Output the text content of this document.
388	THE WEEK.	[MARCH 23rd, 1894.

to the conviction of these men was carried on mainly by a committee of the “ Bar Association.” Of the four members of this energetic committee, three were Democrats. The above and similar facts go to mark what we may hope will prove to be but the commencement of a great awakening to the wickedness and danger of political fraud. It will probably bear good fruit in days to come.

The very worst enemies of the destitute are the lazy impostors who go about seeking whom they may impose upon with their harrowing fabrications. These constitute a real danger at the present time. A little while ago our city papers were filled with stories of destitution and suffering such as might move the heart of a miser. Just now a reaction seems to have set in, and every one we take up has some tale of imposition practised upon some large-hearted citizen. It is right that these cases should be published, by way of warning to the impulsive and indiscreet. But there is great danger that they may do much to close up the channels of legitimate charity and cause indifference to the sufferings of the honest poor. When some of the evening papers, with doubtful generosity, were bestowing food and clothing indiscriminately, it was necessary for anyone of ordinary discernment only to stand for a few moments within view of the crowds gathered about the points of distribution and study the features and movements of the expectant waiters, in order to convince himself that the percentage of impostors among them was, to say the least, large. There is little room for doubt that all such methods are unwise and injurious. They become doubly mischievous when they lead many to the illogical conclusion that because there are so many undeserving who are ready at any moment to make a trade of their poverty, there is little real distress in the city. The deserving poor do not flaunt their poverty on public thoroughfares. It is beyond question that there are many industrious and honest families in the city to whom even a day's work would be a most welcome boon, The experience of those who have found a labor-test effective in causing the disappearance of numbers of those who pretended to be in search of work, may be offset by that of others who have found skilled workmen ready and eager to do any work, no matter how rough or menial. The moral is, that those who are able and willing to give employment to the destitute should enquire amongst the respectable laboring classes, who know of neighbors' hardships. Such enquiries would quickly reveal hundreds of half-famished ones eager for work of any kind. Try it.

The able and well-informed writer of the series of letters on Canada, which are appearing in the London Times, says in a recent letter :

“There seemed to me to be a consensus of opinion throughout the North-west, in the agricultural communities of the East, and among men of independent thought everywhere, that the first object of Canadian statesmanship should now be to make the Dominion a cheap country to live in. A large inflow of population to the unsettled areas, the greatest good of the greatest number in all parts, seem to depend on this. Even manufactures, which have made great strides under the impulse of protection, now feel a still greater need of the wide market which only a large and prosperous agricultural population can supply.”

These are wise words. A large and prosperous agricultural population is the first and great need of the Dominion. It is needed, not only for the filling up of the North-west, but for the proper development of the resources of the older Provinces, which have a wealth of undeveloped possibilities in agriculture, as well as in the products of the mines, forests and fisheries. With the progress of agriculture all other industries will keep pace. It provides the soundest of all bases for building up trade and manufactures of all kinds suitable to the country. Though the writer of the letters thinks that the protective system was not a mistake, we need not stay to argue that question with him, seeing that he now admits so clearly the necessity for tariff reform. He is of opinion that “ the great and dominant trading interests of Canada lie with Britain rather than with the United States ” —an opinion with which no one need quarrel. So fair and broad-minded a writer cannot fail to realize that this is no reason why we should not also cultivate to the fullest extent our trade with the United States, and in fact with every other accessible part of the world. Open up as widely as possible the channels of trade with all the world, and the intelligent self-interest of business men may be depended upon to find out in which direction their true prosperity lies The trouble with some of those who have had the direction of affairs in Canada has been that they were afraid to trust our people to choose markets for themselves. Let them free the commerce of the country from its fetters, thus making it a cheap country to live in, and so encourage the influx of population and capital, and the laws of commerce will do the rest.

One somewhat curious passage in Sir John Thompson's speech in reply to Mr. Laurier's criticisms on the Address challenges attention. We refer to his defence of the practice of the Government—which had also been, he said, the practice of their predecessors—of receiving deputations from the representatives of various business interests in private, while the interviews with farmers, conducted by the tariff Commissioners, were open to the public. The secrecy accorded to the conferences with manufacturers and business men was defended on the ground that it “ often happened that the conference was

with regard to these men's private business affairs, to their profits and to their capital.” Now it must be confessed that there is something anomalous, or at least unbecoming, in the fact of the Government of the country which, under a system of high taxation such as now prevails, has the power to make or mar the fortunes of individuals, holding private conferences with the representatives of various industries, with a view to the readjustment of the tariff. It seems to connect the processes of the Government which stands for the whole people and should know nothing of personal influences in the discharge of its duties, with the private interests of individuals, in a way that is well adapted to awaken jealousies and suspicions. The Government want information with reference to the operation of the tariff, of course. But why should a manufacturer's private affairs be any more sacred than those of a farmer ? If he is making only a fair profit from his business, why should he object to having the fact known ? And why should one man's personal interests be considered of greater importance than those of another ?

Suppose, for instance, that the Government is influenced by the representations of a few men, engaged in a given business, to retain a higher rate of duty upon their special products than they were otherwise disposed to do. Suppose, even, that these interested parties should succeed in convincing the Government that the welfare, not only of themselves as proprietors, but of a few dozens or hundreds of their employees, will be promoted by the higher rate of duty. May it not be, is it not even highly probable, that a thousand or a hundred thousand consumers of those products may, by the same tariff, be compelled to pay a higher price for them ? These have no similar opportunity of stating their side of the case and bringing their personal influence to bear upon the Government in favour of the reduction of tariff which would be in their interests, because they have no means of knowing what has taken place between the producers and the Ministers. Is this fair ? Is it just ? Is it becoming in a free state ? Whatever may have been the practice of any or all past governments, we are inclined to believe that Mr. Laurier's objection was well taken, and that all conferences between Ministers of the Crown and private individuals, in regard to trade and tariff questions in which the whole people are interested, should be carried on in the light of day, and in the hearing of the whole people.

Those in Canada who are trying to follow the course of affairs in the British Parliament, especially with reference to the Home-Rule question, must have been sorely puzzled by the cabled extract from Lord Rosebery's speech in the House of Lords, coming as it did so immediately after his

Exercise goal |
Transcribe the material above in its entirety. Match it exactly.

Exercise answer |
Output the text content of this document.
388	THE WEEK.	[MARCH 23rd, 1894.

to the conviction of these men was carried on mainly by a committee of the “ Bar Association.” Of the four members of this energetic committee, three were Democrats. The above and similar facts go to mark what we may hope will prove to be but the commencement of a great awakening to the wickedness and danger of political fraud. It will probably bear good fruit in days to come.

The very worst enemies of the destitute are the lazy impostors who go about seeking whom they may impose upon with their harrowing fabrications. These constitute a real danger at the present time. A little while ago our city papers were filled with stories of destitution and suffering such as might move the heart of a miser. Just now a reaction seems to have set in, and every one we take up has some tale of imposition practised upon some large-hearted citizen. It is right that these cases should be published, by way of warning to the impulsive and indiscreet. But there is great danger that they may do much to close up the channels of legitimate charity and cause indifference to the sufferings of the honest poor. When some of the evening papers, with doubtful generosity, were bestowing food and clothing indiscriminately, it was necessary for anyone of ordinary discernment only to stand for a few moments within view of the crowds gathered about the points of distribution and study the features and movements of the expectant waiters, in order to convince himself that the percentage of impostors among them was, to say the least, large. There is little room for doubt that all such methods are unwise and injurious. They become doubly mischievous when they lead many to the illogical conclusion that because there are so many undeserving who are ready at any moment to make a trade of their poverty, there is little real distress in the city. The deserving poor do not flaunt their poverty on public thoroughfares. It is beyond question that there are many industrious and honest families in the city to whom even a day's work would be a most welcome boon, The experience of those who have found a labor-test effective in causing the disappearance of numbers of those who pretended to be in search of work, may be offset by that of others who have found skilled workmen ready and eager to do any work, no matter how rough or menial. The moral is, that those who are able and willing to give employment to the destitute should enquire amongst the respectable laboring classes, who know of neighbors' hardships. Such enquiries would quickly reveal hundreds of half-famished ones eager for work of any kind. Try it.

The able and well-informed writer of the series of letters on Canada, which are appearing in the London Times, says in a recent letter :

“There seemed to me to be a consensus of opinion throughout the North-west, in the agricultural communities of the East, and among men of independent thought everywhere, that the first object of Canadian statesmanship should now be to make the Dominion a cheap country to live in. A large inflow of population to the unsettled areas, the greatest good of the greatest number in all parts, seem to depend on this. Even manufactures, which have made great strides under the impulse of protection, now feel a still greater need of the wide market which only a large and prosperous agricultural population can supply.”

These are wise words. A large and prosperous agricultural population is the first and great need of the Dominion. It is needed, not only for the filling up of the North-west, but for the proper development of the resources of the older Provinces, which have a wealth of undeveloped possibilities in agriculture, as well as in the products of the mines, forests and fisheries. With the progress of agriculture all other industries will keep pace. It provides the soundest of all bases for building up trade and manufactures of all kinds suitable to the country. Though the writer of the letters thinks that the protective system was not a mistake, we need not stay to argue that question with him, seeing that he now admits so clearly the necessity for tariff reform. He is of opinion that “ the great and dominant trading interests of Canada lie with Britain rather than with the United States ” —an opinion with which no one need quarrel. So fair and broad-minded a writer cannot fail to realize that this is no reason why we should not also cultivate to the fullest extent our trade with the United States, and in fact with every other accessible part of the world. Open up as widely as possible the channels of trade with all the world, and the intelligent self-interest of business men may be depended upon to find out in which direction their true prosperity lies The trouble with some of those who have had the direction of affairs in Canada has been that they were afraid to trust our people to choose markets for themselves. Let them free the commerce of the country from its fetters, thus making it a cheap country to live in, and so encourage the influx of population and capital, and the laws of commerce will do the rest.

One somewhat curious passage in Sir John Thompson's speech in reply to Mr. Laurier's criticisms on the Address challenges attention. We refer to his defence of the practice of the Government—which had also been, he said, the practice of their predecessors—of receiving deputations from the representatives of various business interests in private, while the interviews with farmers, conducted by the tariff Commissioners, were open to the public. The secrecy accorded to the conferences with manufacturers and business men was defended on the ground that it “ often happened that the conference was

with regard to these men's private business affairs, to their profits and to their capital.” Now it must be confessed that there is something anomalous, or at least unbecoming, in the fact of the Government of the country which, under a system of high taxation such as now prevails, has the power to make or mar the fortunes of individuals, holding private conferences with the representatives of various industries, with a view to the readjustment of the tariff. It seems to connect the processes of the Government which stands for the whole people and should know nothing of personal influences in the discharge of its duties, with the private interests of individuals, in a way that is well adapted to awaken jealousies and suspicions. The Government want information with reference to the operation of the tariff, of course. But why should a manufacturer's private affairs be any more sacred than those of a farmer ? If he is making only a fair profit from his business, why should he object to having the fact known ? And why should one man's personal interests be considered of greater importance than those of another ?

Suppose, for instance, that the Government is influenced by the representations of a few men, engaged in a given business, to retain a higher rate of duty upon their special products than they were otherwise disposed to do. Suppose, even, that these interested parties should succeed in convincing the Government that the welfare, not only of themselves as proprietors, but of a few dozens or hundreds of their employees, will be promoted by the higher rate of duty. May it not be, is it not even highly probable, that a thousand or a hundred thousand consumers of those products may, by the same tariff, be compelled to pay a higher price for them ? These have no similar opportunity of stating their side of the case and bringing their personal influence to bear upon the Government in favour of the reduction of tariff which would be in their interests, because they have no means of knowing what has taken place between the producers and the Ministers. Is this fair ? Is it just ? Is it becoming in a free state ? Whatever may have been the practice of any or all past governments, we are inclined to believe that Mr. Laurier's objection was well taken, and that all conferences between Ministers of the Crown and private individuals, in regard to trade and tariff questions in which the whole people are interested, should be carried on in the light of day, and in the hearing of the whole people.

Those in Canada who are trying to follow the course of affairs in the British Parliament, especially with reference to the Home-Rule question, must have been sorely puzzled by the cabled extract from Lord Rosebery's speech in the House of Lords, coming as it did so immediately after his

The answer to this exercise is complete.